SUPPLIED MATERIAL.

__________________________________________________

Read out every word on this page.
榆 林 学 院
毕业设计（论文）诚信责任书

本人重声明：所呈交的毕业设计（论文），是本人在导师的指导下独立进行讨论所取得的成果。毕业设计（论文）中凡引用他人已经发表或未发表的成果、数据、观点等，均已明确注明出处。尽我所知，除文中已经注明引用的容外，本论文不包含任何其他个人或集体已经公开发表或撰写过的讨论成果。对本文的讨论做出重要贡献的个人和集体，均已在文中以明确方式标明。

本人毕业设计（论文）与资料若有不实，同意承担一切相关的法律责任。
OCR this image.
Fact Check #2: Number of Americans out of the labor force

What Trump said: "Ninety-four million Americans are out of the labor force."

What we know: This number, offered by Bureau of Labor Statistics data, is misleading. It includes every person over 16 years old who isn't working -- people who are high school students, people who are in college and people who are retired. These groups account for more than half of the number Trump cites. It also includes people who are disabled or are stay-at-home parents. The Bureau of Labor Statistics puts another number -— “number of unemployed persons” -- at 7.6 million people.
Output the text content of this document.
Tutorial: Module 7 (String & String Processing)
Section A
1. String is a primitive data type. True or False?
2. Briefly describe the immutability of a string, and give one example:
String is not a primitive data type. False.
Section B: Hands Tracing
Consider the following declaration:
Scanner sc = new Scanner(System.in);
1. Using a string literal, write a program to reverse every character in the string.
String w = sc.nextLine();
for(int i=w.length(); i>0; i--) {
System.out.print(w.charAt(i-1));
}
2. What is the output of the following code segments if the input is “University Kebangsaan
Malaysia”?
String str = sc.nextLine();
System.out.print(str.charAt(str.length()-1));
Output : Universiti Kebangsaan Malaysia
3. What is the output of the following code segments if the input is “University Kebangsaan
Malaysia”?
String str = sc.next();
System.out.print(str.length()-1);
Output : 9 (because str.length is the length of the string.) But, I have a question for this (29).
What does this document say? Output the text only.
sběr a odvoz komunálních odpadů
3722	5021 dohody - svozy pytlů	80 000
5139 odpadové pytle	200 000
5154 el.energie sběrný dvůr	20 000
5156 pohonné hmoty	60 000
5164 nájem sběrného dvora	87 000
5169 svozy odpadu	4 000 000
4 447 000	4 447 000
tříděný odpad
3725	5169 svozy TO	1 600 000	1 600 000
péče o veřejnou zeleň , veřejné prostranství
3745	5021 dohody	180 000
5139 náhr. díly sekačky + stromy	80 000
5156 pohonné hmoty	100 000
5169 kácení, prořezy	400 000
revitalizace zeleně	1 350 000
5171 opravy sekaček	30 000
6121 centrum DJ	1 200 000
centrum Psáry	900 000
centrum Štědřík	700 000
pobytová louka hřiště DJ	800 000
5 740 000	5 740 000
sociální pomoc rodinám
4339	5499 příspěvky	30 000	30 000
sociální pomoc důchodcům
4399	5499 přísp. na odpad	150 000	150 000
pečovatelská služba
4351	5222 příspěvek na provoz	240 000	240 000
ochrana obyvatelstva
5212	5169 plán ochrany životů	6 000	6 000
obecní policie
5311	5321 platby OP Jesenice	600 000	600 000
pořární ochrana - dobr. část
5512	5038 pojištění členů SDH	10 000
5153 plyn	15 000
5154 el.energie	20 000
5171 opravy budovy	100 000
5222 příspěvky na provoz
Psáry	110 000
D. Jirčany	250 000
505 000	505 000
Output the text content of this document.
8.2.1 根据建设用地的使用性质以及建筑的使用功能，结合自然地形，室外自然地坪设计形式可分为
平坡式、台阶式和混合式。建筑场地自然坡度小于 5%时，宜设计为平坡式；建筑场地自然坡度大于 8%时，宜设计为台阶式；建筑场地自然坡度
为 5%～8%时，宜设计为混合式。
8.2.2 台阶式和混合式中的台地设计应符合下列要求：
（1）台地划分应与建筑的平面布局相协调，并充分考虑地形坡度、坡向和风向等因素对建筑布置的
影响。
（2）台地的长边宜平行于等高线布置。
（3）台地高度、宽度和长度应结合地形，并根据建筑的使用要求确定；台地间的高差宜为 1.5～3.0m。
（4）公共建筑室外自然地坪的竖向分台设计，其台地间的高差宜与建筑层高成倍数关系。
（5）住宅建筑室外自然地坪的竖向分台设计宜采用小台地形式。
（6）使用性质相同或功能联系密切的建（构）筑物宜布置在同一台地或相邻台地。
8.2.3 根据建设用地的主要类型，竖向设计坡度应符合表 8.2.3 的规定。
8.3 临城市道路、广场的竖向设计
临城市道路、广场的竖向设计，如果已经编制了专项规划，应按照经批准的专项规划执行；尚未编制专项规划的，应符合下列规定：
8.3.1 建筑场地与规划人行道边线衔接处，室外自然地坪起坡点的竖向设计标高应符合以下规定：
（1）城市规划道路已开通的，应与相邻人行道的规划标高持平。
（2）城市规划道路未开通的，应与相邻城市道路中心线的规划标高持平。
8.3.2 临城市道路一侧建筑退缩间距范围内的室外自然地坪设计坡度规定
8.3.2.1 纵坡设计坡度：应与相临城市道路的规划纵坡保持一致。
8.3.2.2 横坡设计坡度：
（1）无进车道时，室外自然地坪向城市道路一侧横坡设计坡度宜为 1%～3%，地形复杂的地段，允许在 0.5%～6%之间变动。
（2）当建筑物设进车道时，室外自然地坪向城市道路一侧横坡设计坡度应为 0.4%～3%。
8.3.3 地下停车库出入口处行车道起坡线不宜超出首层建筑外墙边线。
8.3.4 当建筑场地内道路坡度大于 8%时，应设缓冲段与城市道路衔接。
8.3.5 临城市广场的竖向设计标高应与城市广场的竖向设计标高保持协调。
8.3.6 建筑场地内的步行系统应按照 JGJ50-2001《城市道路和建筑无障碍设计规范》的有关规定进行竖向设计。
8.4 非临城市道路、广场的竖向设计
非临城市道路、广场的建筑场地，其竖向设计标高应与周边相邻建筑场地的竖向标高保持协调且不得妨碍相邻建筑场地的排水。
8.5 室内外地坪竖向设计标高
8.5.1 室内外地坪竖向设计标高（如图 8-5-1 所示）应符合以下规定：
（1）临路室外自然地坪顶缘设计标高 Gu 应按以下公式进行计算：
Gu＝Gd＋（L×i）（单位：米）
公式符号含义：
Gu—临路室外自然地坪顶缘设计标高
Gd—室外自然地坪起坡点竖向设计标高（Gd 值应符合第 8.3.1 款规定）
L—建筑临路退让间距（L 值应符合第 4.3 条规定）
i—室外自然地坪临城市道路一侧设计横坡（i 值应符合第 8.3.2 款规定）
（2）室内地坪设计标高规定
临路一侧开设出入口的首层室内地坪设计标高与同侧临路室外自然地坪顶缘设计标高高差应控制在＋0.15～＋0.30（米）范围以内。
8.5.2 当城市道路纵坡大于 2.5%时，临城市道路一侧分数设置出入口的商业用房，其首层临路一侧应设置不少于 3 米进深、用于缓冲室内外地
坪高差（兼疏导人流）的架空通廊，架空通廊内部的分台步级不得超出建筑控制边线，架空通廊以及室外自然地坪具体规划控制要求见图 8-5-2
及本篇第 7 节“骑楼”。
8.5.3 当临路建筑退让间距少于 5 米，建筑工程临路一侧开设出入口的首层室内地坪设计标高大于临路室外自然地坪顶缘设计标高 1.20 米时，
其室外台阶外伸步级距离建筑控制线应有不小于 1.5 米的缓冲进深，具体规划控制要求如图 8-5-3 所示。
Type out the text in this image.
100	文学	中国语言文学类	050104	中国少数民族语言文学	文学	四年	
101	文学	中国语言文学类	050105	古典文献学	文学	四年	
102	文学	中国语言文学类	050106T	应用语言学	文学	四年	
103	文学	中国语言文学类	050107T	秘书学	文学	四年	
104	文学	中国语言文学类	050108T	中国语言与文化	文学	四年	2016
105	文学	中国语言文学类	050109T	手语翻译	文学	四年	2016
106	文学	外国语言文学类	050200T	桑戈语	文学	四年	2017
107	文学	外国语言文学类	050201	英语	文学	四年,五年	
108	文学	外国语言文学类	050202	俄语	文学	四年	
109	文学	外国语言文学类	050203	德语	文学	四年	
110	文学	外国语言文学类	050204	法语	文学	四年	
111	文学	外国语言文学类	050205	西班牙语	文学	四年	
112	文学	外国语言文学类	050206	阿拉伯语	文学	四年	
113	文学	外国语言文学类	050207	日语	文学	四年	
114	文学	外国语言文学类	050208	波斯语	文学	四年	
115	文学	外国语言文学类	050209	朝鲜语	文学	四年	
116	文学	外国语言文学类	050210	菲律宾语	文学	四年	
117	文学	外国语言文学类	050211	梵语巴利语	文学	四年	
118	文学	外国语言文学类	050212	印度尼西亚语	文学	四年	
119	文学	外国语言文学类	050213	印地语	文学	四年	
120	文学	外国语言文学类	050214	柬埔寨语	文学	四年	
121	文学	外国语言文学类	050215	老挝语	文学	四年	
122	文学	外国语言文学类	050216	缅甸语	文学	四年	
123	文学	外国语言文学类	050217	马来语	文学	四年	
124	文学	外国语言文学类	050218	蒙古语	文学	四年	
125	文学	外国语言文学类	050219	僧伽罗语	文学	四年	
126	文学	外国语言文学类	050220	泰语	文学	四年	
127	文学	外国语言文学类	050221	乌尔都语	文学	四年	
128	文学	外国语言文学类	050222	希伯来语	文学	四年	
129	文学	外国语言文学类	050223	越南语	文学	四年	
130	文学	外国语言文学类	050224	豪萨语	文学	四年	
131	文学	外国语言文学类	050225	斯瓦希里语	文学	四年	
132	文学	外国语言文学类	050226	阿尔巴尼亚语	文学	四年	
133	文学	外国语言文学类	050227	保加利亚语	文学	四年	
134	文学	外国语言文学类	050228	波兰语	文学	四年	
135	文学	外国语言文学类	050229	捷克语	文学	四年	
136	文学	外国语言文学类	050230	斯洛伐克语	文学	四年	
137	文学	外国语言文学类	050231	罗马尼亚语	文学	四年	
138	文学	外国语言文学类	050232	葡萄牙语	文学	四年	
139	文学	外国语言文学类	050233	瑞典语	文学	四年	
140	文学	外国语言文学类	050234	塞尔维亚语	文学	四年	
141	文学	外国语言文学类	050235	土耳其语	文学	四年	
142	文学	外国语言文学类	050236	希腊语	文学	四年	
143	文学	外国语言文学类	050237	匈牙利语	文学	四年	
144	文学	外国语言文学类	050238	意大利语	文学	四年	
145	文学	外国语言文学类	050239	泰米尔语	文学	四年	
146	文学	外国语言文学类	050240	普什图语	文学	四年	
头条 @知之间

__________________________________________________

SHORT TASK.
Check each line of the data above for the word "Kebangsaan" and say how many lines have it. Give the number alone.

REPLY.
3